> **Work to do**
Pick out the lines containing "víno".

(Collected data)
....
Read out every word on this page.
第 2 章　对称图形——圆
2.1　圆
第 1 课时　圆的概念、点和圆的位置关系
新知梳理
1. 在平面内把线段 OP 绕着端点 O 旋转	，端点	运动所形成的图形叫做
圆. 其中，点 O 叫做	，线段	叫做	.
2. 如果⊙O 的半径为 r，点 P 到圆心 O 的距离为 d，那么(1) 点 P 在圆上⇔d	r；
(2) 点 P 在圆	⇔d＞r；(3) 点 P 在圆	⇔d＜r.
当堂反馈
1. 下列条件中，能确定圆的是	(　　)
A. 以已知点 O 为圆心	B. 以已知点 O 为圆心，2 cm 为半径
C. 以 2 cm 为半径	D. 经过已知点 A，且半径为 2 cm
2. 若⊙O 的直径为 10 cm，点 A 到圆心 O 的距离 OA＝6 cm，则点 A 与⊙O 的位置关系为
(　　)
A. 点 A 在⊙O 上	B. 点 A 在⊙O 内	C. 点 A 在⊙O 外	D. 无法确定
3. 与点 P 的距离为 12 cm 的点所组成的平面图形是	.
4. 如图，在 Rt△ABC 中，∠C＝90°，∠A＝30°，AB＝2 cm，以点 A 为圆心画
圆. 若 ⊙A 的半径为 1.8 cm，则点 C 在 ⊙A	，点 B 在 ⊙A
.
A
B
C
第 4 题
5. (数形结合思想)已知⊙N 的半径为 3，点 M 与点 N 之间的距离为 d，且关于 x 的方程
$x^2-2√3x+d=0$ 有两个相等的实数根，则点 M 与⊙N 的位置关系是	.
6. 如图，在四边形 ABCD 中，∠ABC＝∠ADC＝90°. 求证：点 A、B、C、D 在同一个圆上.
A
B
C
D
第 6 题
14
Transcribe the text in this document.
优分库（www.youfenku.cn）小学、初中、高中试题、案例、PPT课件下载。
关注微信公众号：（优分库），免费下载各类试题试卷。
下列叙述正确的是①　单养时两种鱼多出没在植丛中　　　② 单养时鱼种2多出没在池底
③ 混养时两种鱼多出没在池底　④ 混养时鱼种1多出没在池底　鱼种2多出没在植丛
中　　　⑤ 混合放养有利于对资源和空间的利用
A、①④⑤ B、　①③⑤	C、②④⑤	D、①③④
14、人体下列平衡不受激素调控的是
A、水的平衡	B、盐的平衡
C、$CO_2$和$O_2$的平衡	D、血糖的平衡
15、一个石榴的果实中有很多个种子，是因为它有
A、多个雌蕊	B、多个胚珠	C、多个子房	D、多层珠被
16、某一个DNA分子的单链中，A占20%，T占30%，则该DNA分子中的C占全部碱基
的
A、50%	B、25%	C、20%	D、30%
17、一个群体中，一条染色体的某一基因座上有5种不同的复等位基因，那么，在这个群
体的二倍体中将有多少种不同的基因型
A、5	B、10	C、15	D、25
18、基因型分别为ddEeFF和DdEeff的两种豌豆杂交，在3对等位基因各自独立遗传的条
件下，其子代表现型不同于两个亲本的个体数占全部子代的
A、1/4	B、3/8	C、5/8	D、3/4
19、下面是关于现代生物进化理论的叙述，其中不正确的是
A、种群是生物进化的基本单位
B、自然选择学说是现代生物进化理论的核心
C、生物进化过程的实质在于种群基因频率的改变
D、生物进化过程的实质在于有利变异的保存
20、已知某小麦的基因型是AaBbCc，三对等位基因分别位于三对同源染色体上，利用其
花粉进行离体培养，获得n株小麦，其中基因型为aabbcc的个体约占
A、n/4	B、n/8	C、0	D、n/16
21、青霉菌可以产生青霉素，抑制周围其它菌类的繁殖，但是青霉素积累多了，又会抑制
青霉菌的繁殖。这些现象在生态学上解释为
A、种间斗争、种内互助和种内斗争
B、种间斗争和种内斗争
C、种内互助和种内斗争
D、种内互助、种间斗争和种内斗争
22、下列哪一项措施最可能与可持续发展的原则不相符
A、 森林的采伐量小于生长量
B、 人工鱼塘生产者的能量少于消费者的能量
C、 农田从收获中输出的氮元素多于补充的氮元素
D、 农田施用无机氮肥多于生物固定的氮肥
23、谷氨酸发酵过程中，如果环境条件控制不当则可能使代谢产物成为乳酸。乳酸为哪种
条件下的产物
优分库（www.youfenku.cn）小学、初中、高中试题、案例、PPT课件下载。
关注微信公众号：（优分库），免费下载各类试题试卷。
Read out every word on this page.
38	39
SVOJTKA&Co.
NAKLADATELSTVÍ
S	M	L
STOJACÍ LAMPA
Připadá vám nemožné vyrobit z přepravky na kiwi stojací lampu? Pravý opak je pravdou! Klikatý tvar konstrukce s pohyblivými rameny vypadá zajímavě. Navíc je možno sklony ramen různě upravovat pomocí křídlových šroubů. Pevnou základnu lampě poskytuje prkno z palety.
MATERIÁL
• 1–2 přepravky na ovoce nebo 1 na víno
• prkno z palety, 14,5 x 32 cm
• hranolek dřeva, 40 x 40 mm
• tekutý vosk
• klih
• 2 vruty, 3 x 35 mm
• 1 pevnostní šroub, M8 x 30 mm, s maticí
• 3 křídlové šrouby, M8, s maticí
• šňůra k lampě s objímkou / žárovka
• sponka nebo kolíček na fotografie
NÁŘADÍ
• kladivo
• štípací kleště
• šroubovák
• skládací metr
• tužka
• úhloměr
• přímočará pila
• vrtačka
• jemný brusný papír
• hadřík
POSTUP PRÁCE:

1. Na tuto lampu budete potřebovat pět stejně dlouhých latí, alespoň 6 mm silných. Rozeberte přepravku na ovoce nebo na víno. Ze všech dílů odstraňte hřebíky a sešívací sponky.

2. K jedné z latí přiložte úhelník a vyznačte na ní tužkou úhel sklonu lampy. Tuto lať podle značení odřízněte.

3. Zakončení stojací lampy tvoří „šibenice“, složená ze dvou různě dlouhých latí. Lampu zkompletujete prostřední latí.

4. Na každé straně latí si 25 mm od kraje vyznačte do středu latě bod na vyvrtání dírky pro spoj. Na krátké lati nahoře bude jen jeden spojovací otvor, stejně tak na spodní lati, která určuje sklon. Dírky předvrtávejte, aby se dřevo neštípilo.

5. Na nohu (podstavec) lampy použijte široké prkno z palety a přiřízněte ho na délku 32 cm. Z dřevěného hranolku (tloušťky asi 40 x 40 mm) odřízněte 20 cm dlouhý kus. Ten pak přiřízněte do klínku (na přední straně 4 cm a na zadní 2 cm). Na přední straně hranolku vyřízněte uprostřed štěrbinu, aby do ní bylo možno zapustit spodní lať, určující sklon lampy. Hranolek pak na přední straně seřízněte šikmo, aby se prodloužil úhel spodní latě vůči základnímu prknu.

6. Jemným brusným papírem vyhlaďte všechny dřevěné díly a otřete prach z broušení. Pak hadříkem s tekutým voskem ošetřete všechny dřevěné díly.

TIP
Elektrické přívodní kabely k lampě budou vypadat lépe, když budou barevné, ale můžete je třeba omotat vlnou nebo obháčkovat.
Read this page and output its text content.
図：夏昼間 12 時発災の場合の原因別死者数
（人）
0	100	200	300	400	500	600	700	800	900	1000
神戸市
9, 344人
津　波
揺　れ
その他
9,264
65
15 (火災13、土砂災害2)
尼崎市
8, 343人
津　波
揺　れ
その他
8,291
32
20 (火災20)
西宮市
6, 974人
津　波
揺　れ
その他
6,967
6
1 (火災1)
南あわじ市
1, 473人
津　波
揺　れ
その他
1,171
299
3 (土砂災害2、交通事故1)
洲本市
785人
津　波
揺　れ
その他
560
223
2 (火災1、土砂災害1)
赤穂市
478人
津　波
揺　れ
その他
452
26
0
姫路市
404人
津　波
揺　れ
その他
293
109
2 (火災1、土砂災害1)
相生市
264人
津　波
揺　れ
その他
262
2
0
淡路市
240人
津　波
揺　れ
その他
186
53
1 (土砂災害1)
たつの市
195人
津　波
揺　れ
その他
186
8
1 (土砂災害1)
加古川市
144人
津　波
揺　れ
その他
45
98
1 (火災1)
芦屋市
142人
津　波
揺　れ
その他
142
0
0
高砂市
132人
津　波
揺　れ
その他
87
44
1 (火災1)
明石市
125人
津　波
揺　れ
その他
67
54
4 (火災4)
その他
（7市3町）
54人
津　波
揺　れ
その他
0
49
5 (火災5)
....
> **Output of the task**
• 1–2 přepravky na ovoce nebo 1 na víno
1. Na tuto lampu budete potřebovat pět stejně dlouhých latí, alespoň 6 mm silných. Rozeberte přepravku na ovoce nebo na víno. Ze všech dílů odstraňte hřebíky a sešívací sponky.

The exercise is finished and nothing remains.